- Written instruction: Print the records below word for word, but leave out the pictures.

- Materials provided:

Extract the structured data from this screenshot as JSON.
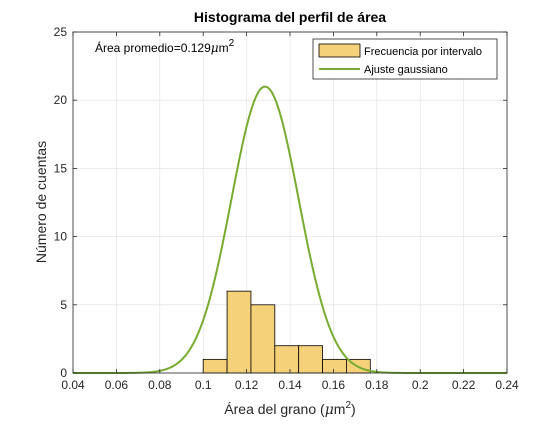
{
  "chart_data": {
    "type": "bar",
    "title": "Histograma del perfil de área",
    "xlabel": "Área del grano (",
    "xlabel_unit_mu": "μ",
    "xlabel_unit_m": "m",
    "xlabel_unit_exp": "2",
    "xlabel_close": ")",
    "ylabel": "Número de cuentas",
    "xlim": [
      0.04,
      0.24
    ],
    "ylim": [
      0,
      25
    ],
    "xticks": [
      "0.04",
      "0.06",
      "0.08",
      "0.1",
      "0.12",
      "0.14",
      "0.16",
      "0.18",
      "0.2",
      "0.22",
      "0.24"
    ],
    "xtick_values": [
      0.04,
      0.06,
      0.08,
      0.1,
      0.12,
      0.14,
      0.16,
      0.18,
      0.2,
      0.22,
      0.24
    ],
    "yticks": [
      "0",
      "5",
      "10",
      "15",
      "20",
      "25"
    ],
    "ytick_values": [
      0,
      5,
      10,
      15,
      20,
      25
    ],
    "grid": true,
    "legend_position": "top-right",
    "annotation": {
      "prefix": "Área promedio=0.129",
      "mu": "μ",
      "unit": "m",
      "exp": "2"
    },
    "series": [
      {
        "name": "Frecuencia por intervalo",
        "kind": "histogram",
        "color": "#f5d27a",
        "edge_color": "#000000",
        "bins": [
          {
            "x0": 0.1,
            "x1": 0.111,
            "count": 1
          },
          {
            "x0": 0.111,
            "x1": 0.122,
            "count": 6
          },
          {
            "x0": 0.122,
            "x1": 0.133,
            "count": 5
          },
          {
            "x0": 0.133,
            "x1": 0.144,
            "count": 2
          },
          {
            "x0": 0.144,
            "x1": 0.155,
            "count": 2
          },
          {
            "x0": 0.155,
            "x1": 0.166,
            "count": 1
          },
          {
            "x0": 0.166,
            "x1": 0.177,
            "count": 1
          }
        ]
      },
      {
        "name": "Ajuste gaussiano",
        "kind": "gaussian",
        "color": "#77ac30",
        "mean": 0.1285,
        "amplitude": 21,
        "sigma": 0.0155
      }
    ]
  }
}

- Written answer:
Extract the structured data from this screenshot as JSON.
{
  "chart_data": {
    "type": "bar",
    "title": "Histograma del perfil de área",
    "xlabel": "Área del grano (",
    "xlabel_unit_mu": "μ",
    "xlabel_unit_m": "m",
    "xlabel_unit_exp": "2",
    "xlabel_close": ")",
    "ylabel": "Número de cuentas",
    "xlim": [
      0.04,
      0.24
    ],
    "ylim": [
      0,
      25
    ],
    "xticks": [
      "0.04",
      "0.06",
      "0.08",
      "0.1",
      "0.12",
      "0.14",
      "0.16",
      "0.18",
      "0.2",
      "0.22",
      "0.24"
    ],
    "xtick_values": [
      0.04,
      0.06,
      0.08,
      0.1,
      0.12,
      0.14,
      0.16,
      0.18,
      0.2,
      0.22,
      0.24
    ],
    "yticks": [
      "0",
      "5",
      "10",
      "15",
      "20",
      "25"
    ],
    "ytick_values": [
      0,
      5,
      10,
      15,
      20,
      25
    ],
    "grid": true,
    "legend_position": "top-right",
    "annotation": {
      "prefix": "Área promedio=0.129",
      "mu": "μ",
      "unit": "m",
      "exp": "2"
    },
    "series": [
      {
        "name": "Frecuencia por intervalo",
        "kind": "histogram",
        "color": "#f5d27a",
        "edge_color": "#000000",
        "bins": [
          {
            "x0": 0.1,
            "x1": 0.111,
            "count": 1
          },
          {
            "x0": 0.111,
            "x1": 0.122,
            "count": 6
          },
          {
            "x0": 0.122,
            "x1": 0.133,
            "count": 5
          },
          {
            "x0": 0.133,
            "x1": 0.144,
            "count": 2
          },
          {
            "x0": 0.144,
            "x1": 0.155,
            "count": 2
          },
          {
            "x0": 0.155,
            "x1": 0.166,
            "count": 1
          },
          {
            "x0": 0.166,
            "x1": 0.177,
            "count": 1
          }
        ]
      },
      {
        "name": "Ajuste gaussiano",
        "kind": "gaussian",
        "color": "#77ac30",
        "mean": 0.1285,
        "amplitude": 21,
        "sigma": 0.0155
      }
    ]
  }
}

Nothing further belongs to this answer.